=== Work to do ===
From the listing that follows, extract every line and set it down unaltered.

=== Supplied records ===

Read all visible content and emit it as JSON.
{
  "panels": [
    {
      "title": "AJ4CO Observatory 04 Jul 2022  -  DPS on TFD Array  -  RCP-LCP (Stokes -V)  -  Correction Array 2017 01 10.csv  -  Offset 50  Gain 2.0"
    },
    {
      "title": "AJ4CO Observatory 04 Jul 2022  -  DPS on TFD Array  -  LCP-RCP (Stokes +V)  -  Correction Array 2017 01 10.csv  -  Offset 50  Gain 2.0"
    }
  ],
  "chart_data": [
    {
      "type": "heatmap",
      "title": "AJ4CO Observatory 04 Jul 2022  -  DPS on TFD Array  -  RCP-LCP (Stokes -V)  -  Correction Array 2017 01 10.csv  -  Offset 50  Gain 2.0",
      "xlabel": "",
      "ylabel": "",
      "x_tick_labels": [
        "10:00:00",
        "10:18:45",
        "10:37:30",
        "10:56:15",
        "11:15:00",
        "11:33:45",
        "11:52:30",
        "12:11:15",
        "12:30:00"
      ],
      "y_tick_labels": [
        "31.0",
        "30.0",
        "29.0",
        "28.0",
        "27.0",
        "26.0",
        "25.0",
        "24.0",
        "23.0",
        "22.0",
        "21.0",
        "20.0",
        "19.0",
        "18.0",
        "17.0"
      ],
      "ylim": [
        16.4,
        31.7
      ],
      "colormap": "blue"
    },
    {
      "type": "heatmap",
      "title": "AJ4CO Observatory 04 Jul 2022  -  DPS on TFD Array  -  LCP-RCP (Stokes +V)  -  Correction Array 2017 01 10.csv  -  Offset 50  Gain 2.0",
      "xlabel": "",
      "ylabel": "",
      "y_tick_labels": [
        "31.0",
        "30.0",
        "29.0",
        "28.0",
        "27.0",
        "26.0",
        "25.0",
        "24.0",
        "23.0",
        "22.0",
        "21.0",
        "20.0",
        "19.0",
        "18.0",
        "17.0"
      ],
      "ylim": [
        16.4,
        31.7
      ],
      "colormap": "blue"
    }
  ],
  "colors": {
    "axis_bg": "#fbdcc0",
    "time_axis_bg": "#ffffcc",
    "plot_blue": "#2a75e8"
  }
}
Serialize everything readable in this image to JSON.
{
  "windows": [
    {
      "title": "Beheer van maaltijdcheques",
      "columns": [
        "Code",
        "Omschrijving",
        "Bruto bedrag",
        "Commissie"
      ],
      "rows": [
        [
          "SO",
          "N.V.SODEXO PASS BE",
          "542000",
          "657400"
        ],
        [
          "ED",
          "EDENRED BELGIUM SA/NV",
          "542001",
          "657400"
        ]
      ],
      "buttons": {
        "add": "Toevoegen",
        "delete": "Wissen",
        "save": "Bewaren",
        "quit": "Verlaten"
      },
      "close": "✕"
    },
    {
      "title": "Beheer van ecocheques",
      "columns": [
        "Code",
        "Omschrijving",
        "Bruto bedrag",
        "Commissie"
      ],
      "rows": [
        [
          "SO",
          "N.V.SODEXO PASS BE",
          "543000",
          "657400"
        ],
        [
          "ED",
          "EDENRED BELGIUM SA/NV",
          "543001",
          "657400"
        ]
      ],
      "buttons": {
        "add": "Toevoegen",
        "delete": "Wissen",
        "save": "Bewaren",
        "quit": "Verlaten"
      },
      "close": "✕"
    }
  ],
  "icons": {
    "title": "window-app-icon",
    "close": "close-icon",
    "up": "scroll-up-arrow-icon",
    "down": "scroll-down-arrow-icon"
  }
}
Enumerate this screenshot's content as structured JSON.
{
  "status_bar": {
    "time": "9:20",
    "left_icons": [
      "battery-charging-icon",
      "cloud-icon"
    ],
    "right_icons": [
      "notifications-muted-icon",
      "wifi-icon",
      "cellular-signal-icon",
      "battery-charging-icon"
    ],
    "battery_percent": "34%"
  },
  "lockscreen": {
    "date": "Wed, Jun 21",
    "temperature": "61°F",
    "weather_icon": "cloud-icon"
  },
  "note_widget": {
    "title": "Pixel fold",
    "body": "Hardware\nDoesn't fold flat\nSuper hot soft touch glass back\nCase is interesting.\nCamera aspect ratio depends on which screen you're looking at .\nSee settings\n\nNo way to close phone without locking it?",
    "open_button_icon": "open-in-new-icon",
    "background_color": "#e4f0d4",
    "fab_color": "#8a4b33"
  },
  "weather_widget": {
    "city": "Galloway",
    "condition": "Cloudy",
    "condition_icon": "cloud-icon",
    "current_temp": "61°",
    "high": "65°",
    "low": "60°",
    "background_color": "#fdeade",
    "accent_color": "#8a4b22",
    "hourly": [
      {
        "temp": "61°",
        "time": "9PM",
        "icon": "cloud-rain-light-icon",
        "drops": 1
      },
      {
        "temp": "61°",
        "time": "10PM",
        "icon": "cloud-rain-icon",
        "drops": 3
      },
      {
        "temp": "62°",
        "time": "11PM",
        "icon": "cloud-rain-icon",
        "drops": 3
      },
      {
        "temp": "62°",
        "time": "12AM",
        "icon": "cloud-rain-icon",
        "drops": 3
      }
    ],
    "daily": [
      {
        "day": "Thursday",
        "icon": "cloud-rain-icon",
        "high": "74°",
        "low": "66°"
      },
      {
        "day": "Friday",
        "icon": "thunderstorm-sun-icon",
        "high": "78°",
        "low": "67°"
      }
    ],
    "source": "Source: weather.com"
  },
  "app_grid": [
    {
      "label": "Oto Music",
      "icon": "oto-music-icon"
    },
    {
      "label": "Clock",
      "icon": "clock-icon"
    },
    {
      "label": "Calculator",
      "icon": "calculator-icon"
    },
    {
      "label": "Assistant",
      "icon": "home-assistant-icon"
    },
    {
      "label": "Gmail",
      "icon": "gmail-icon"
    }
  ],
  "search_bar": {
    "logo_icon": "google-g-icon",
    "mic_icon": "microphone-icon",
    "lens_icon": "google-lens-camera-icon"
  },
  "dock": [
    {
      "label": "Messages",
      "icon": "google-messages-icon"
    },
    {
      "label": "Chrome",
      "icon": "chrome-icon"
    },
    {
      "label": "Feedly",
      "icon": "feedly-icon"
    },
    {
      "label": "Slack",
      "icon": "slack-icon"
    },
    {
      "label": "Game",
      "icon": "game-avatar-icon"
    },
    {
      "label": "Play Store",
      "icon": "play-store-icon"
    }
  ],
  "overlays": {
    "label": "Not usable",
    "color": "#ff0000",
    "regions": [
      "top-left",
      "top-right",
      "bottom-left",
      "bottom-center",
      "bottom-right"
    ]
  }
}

=== Full answer ===
Read all visible content and emit it as JSON.
{
  "panels": [
    {
      "title": "AJ4CO Observatory 04 Jul 2022  -  DPS on TFD Array  -  RCP-LCP (Stokes -V)  -  Correction Array 2017 01 10.csv  -  Offset 50  Gain 2.0"
    },
    {
      "title": "AJ4CO Observatory 04 Jul 2022  -  DPS on TFD Array  -  LCP-RCP (Stokes +V)  -  Correction Array 2017 01 10.csv  -  Offset 50  Gain 2.0"
    }
  ],
  "chart_data": [
    {
      "type": "heatmap",
      "title": "AJ4CO Observatory 04 Jul 2022  -  DPS on TFD Array  -  RCP-LCP (Stokes -V)  -  Correction Array 2017 01 10.csv  -  Offset 50  Gain 2.0",
      "xlabel": "",
      "ylabel": "",
      "x_tick_labels": [
        "10:00:00",
        "10:18:45",
        "10:37:30",
        "10:56:15",
        "11:15:00",
        "11:33:45",
        "11:52:30",
        "12:11:15",
        "12:30:00"
      ],
      "y_tick_labels": [
        "31.0",
        "30.0",
        "29.0",
        "28.0",
        "27.0",
        "26.0",
        "25.0",
        "24.0",
        "23.0",
        "22.0",
        "21.0",
        "20.0",
        "19.0",
        "18.0",
        "17.0"
      ],
      "ylim": [
        16.4,
        31.7
      ],
      "colormap": "blue"
    },
    {
      "type": "heatmap",
      "title": "AJ4CO Observatory 04 Jul 2022  -  DPS on TFD Array  -  LCP-RCP (Stokes +V)  -  Correction Array 2017 01 10.csv  -  Offset 50  Gain 2.0",
      "xlabel": "",
      "ylabel": "",
      "y_tick_labels": [
        "31.0",
        "30.0",
        "29.0",
        "28.0",
        "27.0",
        "26.0",
        "25.0",
        "24.0",
        "23.0",
        "22.0",
        "21.0",
        "20.0",
        "19.0",
        "18.0",
        "17.0"
      ],
      "ylim": [
        16.4,
        31.7
      ],
      "colormap": "blue"
    }
  ],
  "colors": {
    "axis_bg": "#fbdcc0",
    "time_axis_bg": "#ffffcc",
    "plot_blue": "#2a75e8"
  }
}
Serialize everything readable in this image to JSON.
{
  "windows": [
    {
      "title": "Beheer van maaltijdcheques",
      "columns": [
        "Code",
        "Omschrijving",
        "Bruto bedrag",
        "Commissie"
      ],
      "rows": [
        [
          "SO",
          "N.V.SODEXO PASS BE",
          "542000",
          "657400"
        ],
        [
          "ED",
          "EDENRED BELGIUM SA/NV",
          "542001",
          "657400"
        ]
      ],
      "buttons": {
        "add": "Toevoegen",
        "delete": "Wissen",
        "save": "Bewaren",
        "quit": "Verlaten"
      },
      "close": "✕"
    },
    {
      "title": "Beheer van ecocheques",
      "columns": [
        "Code",
        "Omschrijving",
        "Bruto bedrag",
        "Commissie"
      ],
      "rows": [
        [
          "SO",
          "N.V.SODEXO PASS BE",
          "543000",
          "657400"
        ],
        [
          "ED",
          "EDENRED BELGIUM SA/NV",
          "543001",
          "657400"
        ]
      ],
      "buttons": {
        "add": "Toevoegen",
        "delete": "Wissen",
        "save": "Bewaren",
        "quit": "Verlaten"
      },
      "close": "✕"
    }
  ],
  "icons": {
    "title": "window-app-icon",
    "close": "close-icon",
    "up": "scroll-up-arrow-icon",
    "down": "scroll-down-arrow-icon"
  }
}
Enumerate this screenshot's content as structured JSON.
{
  "status_bar": {
    "time": "9:20",
    "left_icons": [
      "battery-charging-icon",
      "cloud-icon"
    ],
    "right_icons": [
      "notifications-muted-icon",
      "wifi-icon",
      "cellular-signal-icon",
      "battery-charging-icon"
    ],
    "battery_percent": "34%"
  },
  "lockscreen": {
    "date": "Wed, Jun 21",
    "temperature": "61°F",
    "weather_icon": "cloud-icon"
  },
  "note_widget": {
    "title": "Pixel fold",
    "body": "Hardware\nDoesn't fold flat\nSuper hot soft touch glass back\nCase is interesting.\nCamera aspect ratio depends on which screen you're looking at .\nSee settings\n\nNo way to close phone without locking it?",
    "open_button_icon": "open-in-new-icon",
    "background_color": "#e4f0d4",
    "fab_color": "#8a4b33"
  },
  "weather_widget": {
    "city": "Galloway",
    "condition": "Cloudy",
    "condition_icon": "cloud-icon",
    "current_temp": "61°",
    "high": "65°",
    "low": "60°",
    "background_color": "#fdeade",
    "accent_color": "#8a4b22",
    "hourly": [
      {
        "temp": "61°",
        "time": "9PM",
        "icon": "cloud-rain-light-icon",
        "drops": 1
      },
      {
        "temp": "61°",
        "time": "10PM",
        "icon": "cloud-rain-icon",
        "drops": 3
      },
      {
        "temp": "62°",
        "time": "11PM",
        "icon": "cloud-rain-icon",
        "drops": 3
      },
      {
        "temp": "62°",
        "time": "12AM",
        "icon": "cloud-rain-icon",
        "drops": 3
      }
    ],
    "daily": [
      {
        "day": "Thursday",
        "icon": "cloud-rain-icon",
        "high": "74°",
        "low": "66°"
      },
      {
        "day": "Friday",
        "icon": "thunderstorm-sun-icon",
        "high": "78°",
        "low": "67°"
      }
    ],
    "source": "Source: weather.com"
  },
  "app_grid": [
    {
      "label": "Oto Music",
      "icon": "oto-music-icon"
    },
    {
      "label": "Clock",
      "icon": "clock-icon"
    },
    {
      "label": "Calculator",
      "icon": "calculator-icon"
    },
    {
      "label": "Assistant",
      "icon": "home-assistant-icon"
    },
    {
      "label": "Gmail",
      "icon": "gmail-icon"
    }
  ],
  "search_bar": {
    "logo_icon": "google-g-icon",
    "mic_icon": "microphone-icon",
    "lens_icon": "google-lens-camera-icon"
  },
  "dock": [
    {
      "label": "Messages",
      "icon": "google-messages-icon"
    },
    {
      "label": "Chrome",
      "icon": "chrome-icon"
    },
    {
      "label": "Feedly",
      "icon": "feedly-icon"
    },
    {
      "label": "Slack",
      "icon": "slack-icon"
    },
    {
      "label": "Game",
      "icon": "game-avatar-icon"
    },
    {
      "label": "Play Store",
      "icon": "play-store-icon"
    }
  ],
  "overlays": {
    "label": "Not usable",
    "color": "#ff0000",
    "regions": [
      "top-left",
      "top-right",
      "bottom-left",
      "bottom-center",
      "bottom-right"
    ]
  }
}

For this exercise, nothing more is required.